Given problem> The data below should be restated word for word, with every picture omitted.

(Collected data)
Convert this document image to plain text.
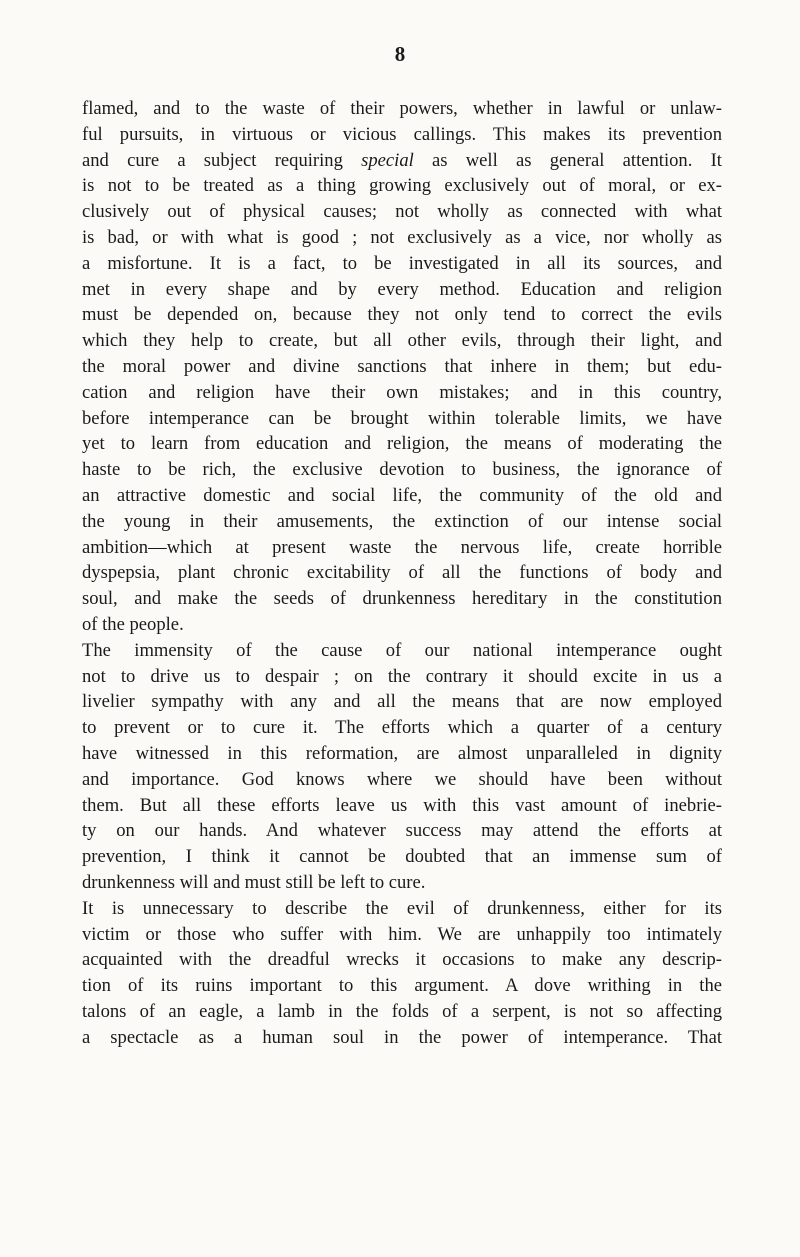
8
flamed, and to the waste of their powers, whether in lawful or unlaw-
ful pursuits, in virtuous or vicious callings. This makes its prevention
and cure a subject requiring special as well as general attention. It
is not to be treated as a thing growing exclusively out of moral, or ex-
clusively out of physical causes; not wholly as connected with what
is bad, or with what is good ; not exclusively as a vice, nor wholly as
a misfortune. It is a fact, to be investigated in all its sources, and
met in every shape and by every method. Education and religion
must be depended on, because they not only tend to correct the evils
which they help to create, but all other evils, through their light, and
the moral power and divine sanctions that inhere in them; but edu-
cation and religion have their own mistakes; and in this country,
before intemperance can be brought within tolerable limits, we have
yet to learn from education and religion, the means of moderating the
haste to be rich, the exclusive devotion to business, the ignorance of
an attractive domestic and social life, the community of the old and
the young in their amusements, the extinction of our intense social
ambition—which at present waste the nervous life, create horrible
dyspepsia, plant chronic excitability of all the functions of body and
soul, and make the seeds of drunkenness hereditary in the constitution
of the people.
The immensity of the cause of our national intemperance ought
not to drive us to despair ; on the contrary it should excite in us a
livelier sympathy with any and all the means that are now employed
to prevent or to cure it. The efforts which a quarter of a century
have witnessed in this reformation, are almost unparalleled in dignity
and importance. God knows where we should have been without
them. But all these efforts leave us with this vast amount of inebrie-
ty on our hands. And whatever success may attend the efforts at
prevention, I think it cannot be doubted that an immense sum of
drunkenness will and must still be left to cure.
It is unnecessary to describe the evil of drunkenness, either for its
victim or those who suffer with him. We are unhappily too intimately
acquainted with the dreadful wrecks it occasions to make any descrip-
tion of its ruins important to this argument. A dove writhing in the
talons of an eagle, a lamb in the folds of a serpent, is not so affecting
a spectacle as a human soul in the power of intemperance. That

Completed task>
Convert this document image to plain text.
8
flamed, and to the waste of their powers, whether in lawful or unlaw-
ful pursuits, in virtuous or vicious callings. This makes its prevention
and cure a subject requiring special as well as general attention. It
is not to be treated as a thing growing exclusively out of moral, or ex-
clusively out of physical causes; not wholly as connected with what
is bad, or with what is good ; not exclusively as a vice, nor wholly as
a misfortune. It is a fact, to be investigated in all its sources, and
met in every shape and by every method. Education and religion
must be depended on, because they not only tend to correct the evils
which they help to create, but all other evils, through their light, and
the moral power and divine sanctions that inhere in them; but edu-
cation and religion have their own mistakes; and in this country,
before intemperance can be brought within tolerable limits, we have
yet to learn from education and religion, the means of moderating the
haste to be rich, the exclusive devotion to business, the ignorance of
an attractive domestic and social life, the community of the old and
the young in their amusements, the extinction of our intense social
ambition—which at present waste the nervous life, create horrible
dyspepsia, plant chronic excitability of all the functions of body and
soul, and make the seeds of drunkenness hereditary in the constitution
of the people.
The immensity of the cause of our national intemperance ought
not to drive us to despair ; on the contrary it should excite in us a
livelier sympathy with any and all the means that are now employed
to prevent or to cure it. The efforts which a quarter of a century
have witnessed in this reformation, are almost unparalleled in dignity
and importance. God knows where we should have been without
them. But all these efforts leave us with this vast amount of inebrie-
ty on our hands. And whatever success may attend the efforts at
prevention, I think it cannot be doubted that an immense sum of
drunkenness will and must still be left to cure.
It is unnecessary to describe the evil of drunkenness, either for its
victim or those who suffer with him. We are unhappily too intimately
acquainted with the dreadful wrecks it occasions to make any descrip-
tion of its ruins important to this argument. A dove writhing in the
talons of an eagle, a lamb in the folds of a serpent, is not so affecting
a spectacle as a human soul in the power of intemperance. That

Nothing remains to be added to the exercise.